STORED DATA:

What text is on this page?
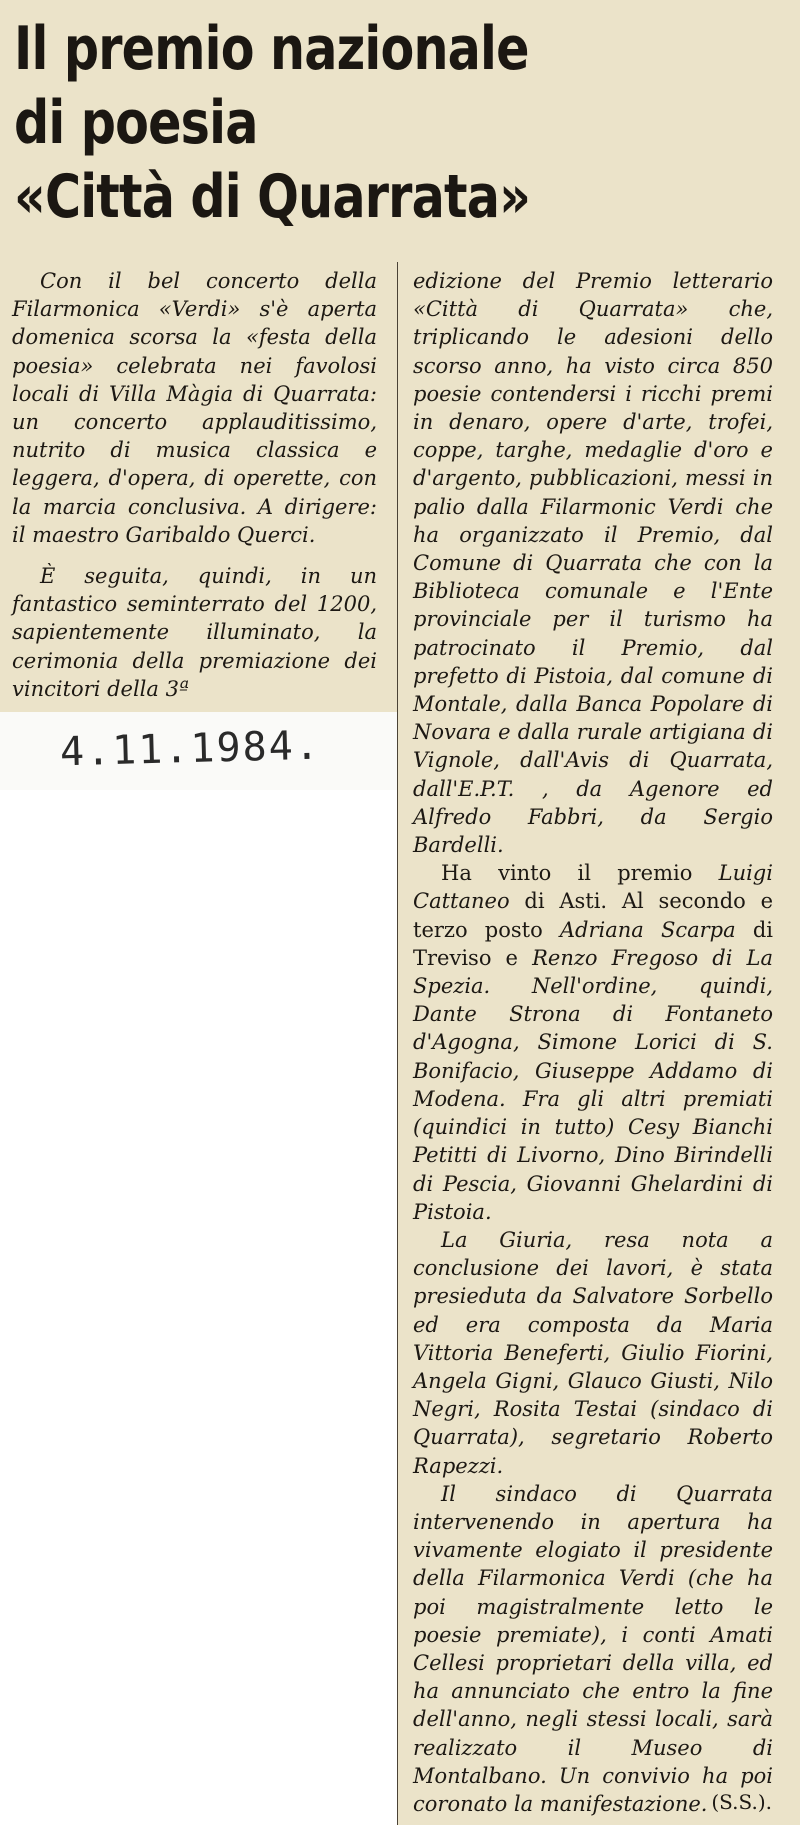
Il premio nazionale
di poesia
«Città di Quarrata»

Con il bel concerto della Filarmonica «Verdi» s'è aperta domenica scorsa la «festa della poesia» celebrata nei favolosi locali di Villa Màgia di Quarrata: un concerto applauditissimo, nutrito di musica classica e leggera, d'opera, di operette, con la marcia conclusiva. A dirigere: il maestro Garibaldo Querci.

È seguita, quindi, in un fantastico seminterrato del 1200, sapientemente illuminato, la cerimonia della premiazione dei vincitori della 3ª

edizione del Premio letterario «Città di Quarrata» che, triplicando le adesioni dello scorso anno, ha visto circa 850 poesie contendersi i ricchi premi in denaro, opere d'arte, trofei, coppe, targhe, medaglie d'oro e d'argento, pubblicazioni, messi in palio dalla Filarmonic Verdi che ha organizzato il Premio, dal Comune di Quarrata che con la Biblioteca comunale e l'Ente provinciale per il turismo ha patrocinato il Premio, dal prefetto di Pistoia, dal comune di Montale, dalla Banca Popolare di Novara e dalla rurale artigiana di Vignole, dall'Avis di Quarrata, dall'E.P.T. , da Agenore ed Alfredo Fabbri, da Sergio Bardelli.

Ha vinto il premio Luigi Cattaneo di Asti. Al secondo e terzo posto Adriana Scarpa di Treviso e Renzo Fregoso di La Spezia. Nell'ordine, quindi, Dante Strona di Fontaneto d'Agogna, Simone Lorici di S. Bonifacio, Giuseppe Addamo di Modena. Fra gli altri premiati (quindici in tutto) Cesy Bianchi Petitti di Livorno, Dino Birindelli di Pescia, Giovanni Ghelardini di Pistoia.

La Giuria, resa nota a conclusione dei lavori, è stata presieduta da Salvatore Sorbello ed era composta da Maria Vittoria Beneferti, Giulio Fiorini, Angela Gigni, Glauco Giusti, Nilo Negri, Rosita Testai (sindaco di Quarrata), segretario Roberto Rapezzi.

Il sindaco di Quarrata intervenendo in apertura ha vivamente elogiato il presidente della Filarmonica Verdi (che ha poi magistralmente letto le poesie premiate), i conti Amati Cellesi proprietari della villa, ed ha annunciato che entro la fine dell'anno, negli stessi locali, sarà realizzato il Museo di Montalbano. Un convivio ha poi coronato la manifestazione.

4.11.1984.
(S.S.).
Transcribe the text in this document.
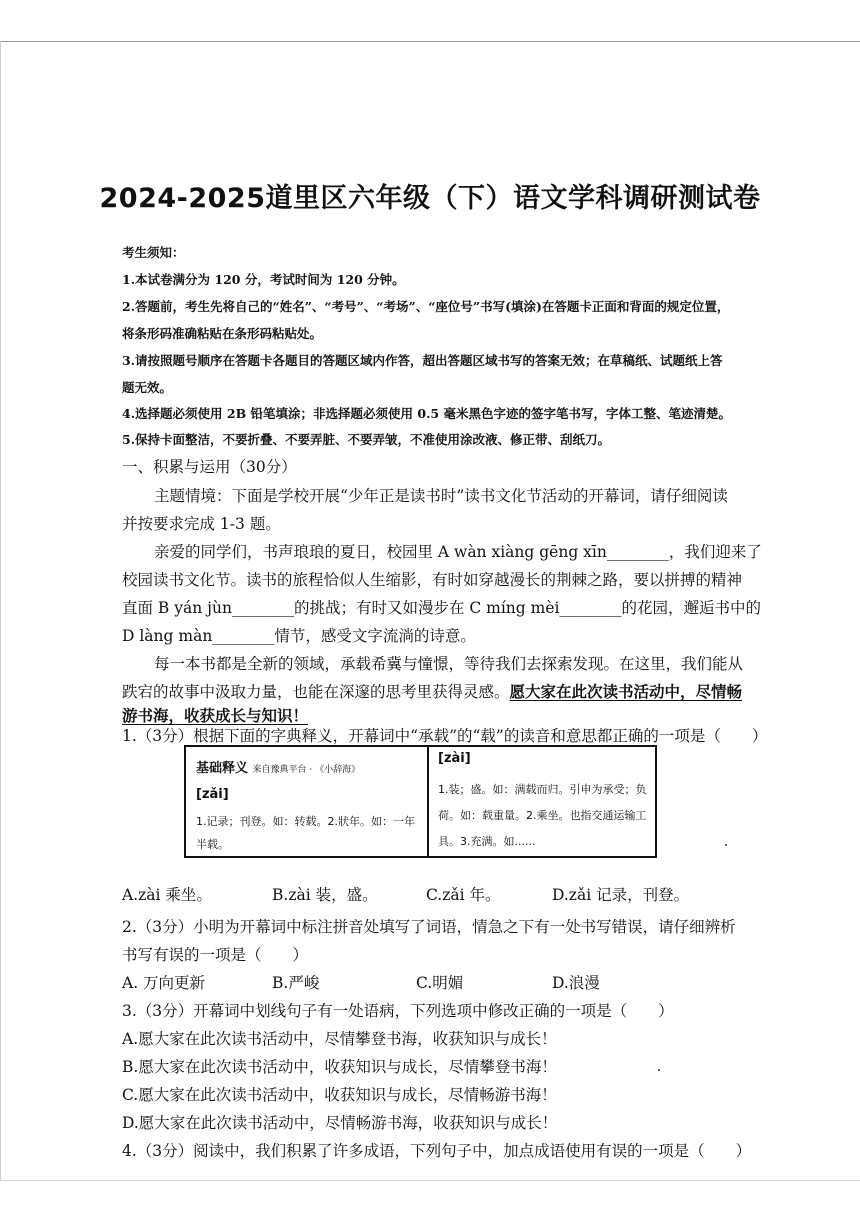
2024-2025道里区六年级（下）语文学科调研测试卷
考生须知：
1.本试卷满分为 120 分，考试时间为 120 分钟。
2.答题前，考生先将自己的“姓名”、“考号”、“考场”、“座位号”书写(填涂)在答题卡正面和背面的规定位置，
将条形码准确粘贴在条形码粘贴处。
3.请按照题号顺序在答题卡各题目的答题区域内作答，超出答题区域书写的答案无效；在草稿纸、试题纸上答
题无效。
4.选择题必须使用 2B 铅笔填涂；非选择题必须使用 0.5 毫米黑色字迹的签字笔书写，字体工整、笔迹清楚。
5.保持卡面整洁，不要折叠、不要弄脏、不要弄皱，不准使用涂改液、修正带、刮纸刀。
一、积累与运用（30分）
主题情境：下面是学校开展“少年正是读书时”读书文化节活动的开幕词，请仔细阅读
并按要求完成 1-3 题。
亲爱的同学们，书声琅琅的夏日，校园里 A wàn xiàng gēng xīn________，我们迎来了
校园读书文化节。读书的旅程恰似人生缩影，有时如穿越漫长的荆棘之路，要以拼搏的精神
直面 B yán jùn________的挑战；有时又如漫步在 C míng mèi________的花园，邂逅书中的
D làng màn________情节，感受文字流淌的诗意。
每一本书都是全新的领域，承载希冀与憧憬，等待我们去探索发现。在这里，我们能从
跌宕的故事中汲取力量，也能在深邃的思考里获得灵感。愿大家在此次读书活动中，尽情畅
游书海，收获成长与知识！
1.（3分）根据下面的字典释义，开幕词中“承载”的“载”的读音和意思都正确的一项是（　　）
基础释义 来自豫典平台 · 《小辞海》
[zǎi]
1.记录；刊登。如：转载。2.狀年。如：一年
半载。
[zài]
1.装；盛。如：满载而归。引申为承受；负
荷。如：载重量。2.乘坐。也指交通运输工
具。3.充满。如......
A.zài 乘坐。	B.zài 装，盛。	C.zǎi 年。	D.zǎi 记录，刊登。
2.（3分）小明为开幕词中标注拼音处填写了词语，情急之下有一处书写错误，请仔细辨析
书写有误的一项是（　　）
A. 万向更新	B.严峻	C.明媚	D.浪漫
3.（3分）开幕词中划线句子有一处语病，下列选项中修改正确的一项是（　　）
A.愿大家在此次读书活动中，尽情攀登书海，收获知识与成长！
B.愿大家在此次读书活动中，收获知识与成长，尽情攀登书海！
C.愿大家在此次读书活动中，收获知识与成长，尽情畅游书海！
D.愿大家在此次读书活动中，尽情畅游书海，收获知识与成长！
4.（3分）阅读中，我们积累了许多成语，下列句子中，加点成语使用有误的一项是（　　）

WHAT TO WORK ON: Set out every line from the material that contains the string "poesia".

EXERCISE RESULT:
di poesia
Con il bel concerto della Filarmonica «Verdi» s'è aperta domenica scorsa la «festa della poesia» celebrata nei favolosi locali di Villa Màgia di Quarrata: un concerto applauditissimo, nutrito di musica classica e leggera, d'opera, di operette, con la marcia conclusiva. A dirigere: il maestro Garibaldo Querci.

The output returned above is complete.